## Written instruction
How many lines in the rows below contain the word "specific"? Reply with the number alone.

## Data supplied

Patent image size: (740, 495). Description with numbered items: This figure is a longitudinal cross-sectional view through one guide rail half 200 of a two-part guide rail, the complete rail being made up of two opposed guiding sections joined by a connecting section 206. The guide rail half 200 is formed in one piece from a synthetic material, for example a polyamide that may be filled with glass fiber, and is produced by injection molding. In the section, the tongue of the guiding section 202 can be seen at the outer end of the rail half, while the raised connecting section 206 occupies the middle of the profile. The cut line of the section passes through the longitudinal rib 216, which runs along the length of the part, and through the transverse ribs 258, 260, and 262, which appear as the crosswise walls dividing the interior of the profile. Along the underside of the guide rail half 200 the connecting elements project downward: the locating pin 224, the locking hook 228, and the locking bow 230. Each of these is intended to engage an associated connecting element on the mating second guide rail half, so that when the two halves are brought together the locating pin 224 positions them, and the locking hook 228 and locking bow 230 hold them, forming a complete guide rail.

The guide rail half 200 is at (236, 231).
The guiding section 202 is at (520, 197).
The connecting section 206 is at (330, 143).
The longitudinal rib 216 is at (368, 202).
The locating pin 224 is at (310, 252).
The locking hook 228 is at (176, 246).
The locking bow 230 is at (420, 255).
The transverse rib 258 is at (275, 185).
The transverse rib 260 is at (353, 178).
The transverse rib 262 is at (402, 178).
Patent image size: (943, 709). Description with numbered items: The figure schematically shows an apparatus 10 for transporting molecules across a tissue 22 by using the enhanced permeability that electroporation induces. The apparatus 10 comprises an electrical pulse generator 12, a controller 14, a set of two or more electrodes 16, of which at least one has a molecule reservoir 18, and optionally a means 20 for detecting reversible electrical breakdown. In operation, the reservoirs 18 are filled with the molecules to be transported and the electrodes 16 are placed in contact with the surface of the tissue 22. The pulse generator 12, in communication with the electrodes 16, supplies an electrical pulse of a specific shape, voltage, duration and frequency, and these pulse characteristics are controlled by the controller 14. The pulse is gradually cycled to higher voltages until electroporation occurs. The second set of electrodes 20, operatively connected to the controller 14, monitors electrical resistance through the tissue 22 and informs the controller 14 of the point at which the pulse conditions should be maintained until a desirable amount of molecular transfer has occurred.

## Solution
1